To be done ▸
Exclude all pictures, then copy each of the records exactly as written.

Raw data ▸

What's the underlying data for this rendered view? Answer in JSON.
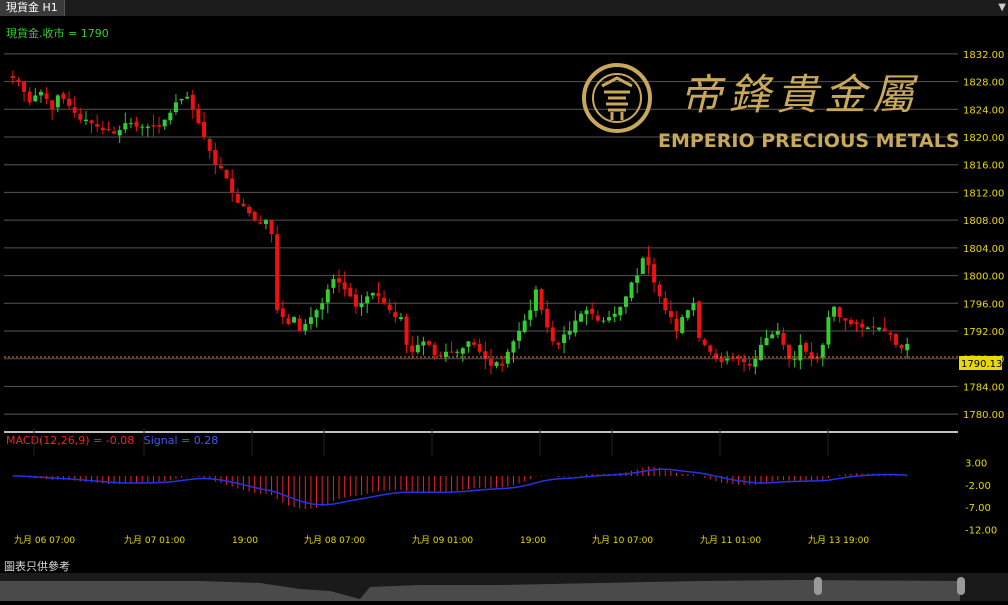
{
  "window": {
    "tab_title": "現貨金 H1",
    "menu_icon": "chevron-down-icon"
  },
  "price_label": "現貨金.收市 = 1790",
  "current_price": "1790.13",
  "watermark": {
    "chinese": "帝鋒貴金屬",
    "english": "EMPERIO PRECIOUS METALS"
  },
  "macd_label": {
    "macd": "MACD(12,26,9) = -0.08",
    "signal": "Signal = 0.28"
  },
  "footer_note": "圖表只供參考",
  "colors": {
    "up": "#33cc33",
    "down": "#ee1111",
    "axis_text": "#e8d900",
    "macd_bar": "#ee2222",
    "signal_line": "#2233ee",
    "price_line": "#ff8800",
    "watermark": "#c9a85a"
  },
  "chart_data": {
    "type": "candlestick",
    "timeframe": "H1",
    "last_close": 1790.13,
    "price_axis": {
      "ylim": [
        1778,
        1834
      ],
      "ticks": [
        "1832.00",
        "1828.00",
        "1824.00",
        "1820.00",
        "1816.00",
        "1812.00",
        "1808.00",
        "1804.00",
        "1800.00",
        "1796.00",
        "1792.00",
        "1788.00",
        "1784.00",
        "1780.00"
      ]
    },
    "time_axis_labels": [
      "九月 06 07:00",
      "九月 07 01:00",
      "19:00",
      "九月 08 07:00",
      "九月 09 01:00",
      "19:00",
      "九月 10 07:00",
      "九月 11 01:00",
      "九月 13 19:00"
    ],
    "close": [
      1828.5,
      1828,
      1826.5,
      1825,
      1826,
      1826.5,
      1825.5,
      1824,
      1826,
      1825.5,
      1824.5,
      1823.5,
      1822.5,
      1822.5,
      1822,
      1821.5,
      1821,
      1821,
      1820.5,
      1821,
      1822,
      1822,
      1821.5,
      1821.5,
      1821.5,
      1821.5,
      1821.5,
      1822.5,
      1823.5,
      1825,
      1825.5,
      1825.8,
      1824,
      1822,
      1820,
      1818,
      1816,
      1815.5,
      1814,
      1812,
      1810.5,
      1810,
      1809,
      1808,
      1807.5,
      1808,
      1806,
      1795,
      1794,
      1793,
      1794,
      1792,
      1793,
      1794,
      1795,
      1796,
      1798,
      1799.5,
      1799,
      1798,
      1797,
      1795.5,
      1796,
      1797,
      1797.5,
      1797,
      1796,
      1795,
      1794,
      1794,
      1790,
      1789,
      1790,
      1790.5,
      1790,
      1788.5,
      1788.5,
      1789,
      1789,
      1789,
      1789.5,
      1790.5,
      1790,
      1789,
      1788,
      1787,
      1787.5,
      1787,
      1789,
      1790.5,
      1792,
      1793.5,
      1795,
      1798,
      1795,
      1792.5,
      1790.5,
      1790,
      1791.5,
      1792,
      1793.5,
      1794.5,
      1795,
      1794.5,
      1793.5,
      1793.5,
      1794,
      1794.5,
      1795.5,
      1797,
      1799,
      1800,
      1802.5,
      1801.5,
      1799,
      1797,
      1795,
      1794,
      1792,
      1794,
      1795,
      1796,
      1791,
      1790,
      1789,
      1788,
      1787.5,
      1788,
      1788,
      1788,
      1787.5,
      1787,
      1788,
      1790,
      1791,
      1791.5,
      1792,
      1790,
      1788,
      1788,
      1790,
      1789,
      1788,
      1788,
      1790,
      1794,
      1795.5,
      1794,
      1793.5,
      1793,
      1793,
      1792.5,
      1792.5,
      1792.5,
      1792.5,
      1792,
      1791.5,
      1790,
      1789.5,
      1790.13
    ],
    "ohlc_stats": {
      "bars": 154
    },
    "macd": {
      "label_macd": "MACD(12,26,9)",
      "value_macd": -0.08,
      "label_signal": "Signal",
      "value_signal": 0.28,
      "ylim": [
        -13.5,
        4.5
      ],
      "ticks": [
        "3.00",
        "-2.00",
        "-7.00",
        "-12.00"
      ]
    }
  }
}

Answer to this exercise ▸
What's the underlying data for this rendered view? Answer in JSON.
{
  "window": {
    "tab_title": "現貨金 H1",
    "menu_icon": "chevron-down-icon"
  },
  "price_label": "現貨金.收市 = 1790",
  "current_price": "1790.13",
  "watermark": {
    "chinese": "帝鋒貴金屬",
    "english": "EMPERIO PRECIOUS METALS"
  },
  "macd_label": {
    "macd": "MACD(12,26,9) = -0.08",
    "signal": "Signal = 0.28"
  },
  "footer_note": "圖表只供參考",
  "colors": {
    "up": "#33cc33",
    "down": "#ee1111",
    "axis_text": "#e8d900",
    "macd_bar": "#ee2222",
    "signal_line": "#2233ee",
    "price_line": "#ff8800",
    "watermark": "#c9a85a"
  },
  "chart_data": {
    "type": "candlestick",
    "timeframe": "H1",
    "last_close": 1790.13,
    "price_axis": {
      "ylim": [
        1778,
        1834
      ],
      "ticks": [
        "1832.00",
        "1828.00",
        "1824.00",
        "1820.00",
        "1816.00",
        "1812.00",
        "1808.00",
        "1804.00",
        "1800.00",
        "1796.00",
        "1792.00",
        "1788.00",
        "1784.00",
        "1780.00"
      ]
    },
    "time_axis_labels": [
      "九月 06 07:00",
      "九月 07 01:00",
      "19:00",
      "九月 08 07:00",
      "九月 09 01:00",
      "19:00",
      "九月 10 07:00",
      "九月 11 01:00",
      "九月 13 19:00"
    ],
    "close": [
      1828.5,
      1828,
      1826.5,
      1825,
      1826,
      1826.5,
      1825.5,
      1824,
      1826,
      1825.5,
      1824.5,
      1823.5,
      1822.5,
      1822.5,
      1822,
      1821.5,
      1821,
      1821,
      1820.5,
      1821,
      1822,
      1822,
      1821.5,
      1821.5,
      1821.5,
      1821.5,
      1821.5,
      1822.5,
      1823.5,
      1825,
      1825.5,
      1825.8,
      1824,
      1822,
      1820,
      1818,
      1816,
      1815.5,
      1814,
      1812,
      1810.5,
      1810,
      1809,
      1808,
      1807.5,
      1808,
      1806,
      1795,
      1794,
      1793,
      1794,
      1792,
      1793,
      1794,
      1795,
      1796,
      1798,
      1799.5,
      1799,
      1798,
      1797,
      1795.5,
      1796,
      1797,
      1797.5,
      1797,
      1796,
      1795,
      1794,
      1794,
      1790,
      1789,
      1790,
      1790.5,
      1790,
      1788.5,
      1788.5,
      1789,
      1789,
      1789,
      1789.5,
      1790.5,
      1790,
      1789,
      1788,
      1787,
      1787.5,
      1787,
      1789,
      1790.5,
      1792,
      1793.5,
      1795,
      1798,
      1795,
      1792.5,
      1790.5,
      1790,
      1791.5,
      1792,
      1793.5,
      1794.5,
      1795,
      1794.5,
      1793.5,
      1793.5,
      1794,
      1794.5,
      1795.5,
      1797,
      1799,
      1800,
      1802.5,
      1801.5,
      1799,
      1797,
      1795,
      1794,
      1792,
      1794,
      1795,
      1796,
      1791,
      1790,
      1789,
      1788,
      1787.5,
      1788,
      1788,
      1788,
      1787.5,
      1787,
      1788,
      1790,
      1791,
      1791.5,
      1792,
      1790,
      1788,
      1788,
      1790,
      1789,
      1788,
      1788,
      1790,
      1794,
      1795.5,
      1794,
      1793.5,
      1793,
      1793,
      1792.5,
      1792.5,
      1792.5,
      1792.5,
      1792,
      1791.5,
      1790,
      1789.5,
      1790.13
    ],
    "ohlc_stats": {
      "bars": 154
    },
    "macd": {
      "label_macd": "MACD(12,26,9)",
      "value_macd": -0.08,
      "label_signal": "Signal",
      "value_signal": 0.28,
      "ylim": [
        -13.5,
        4.5
      ],
      "ticks": [
        "3.00",
        "-2.00",
        "-7.00",
        "-12.00"
      ]
    }
  }
}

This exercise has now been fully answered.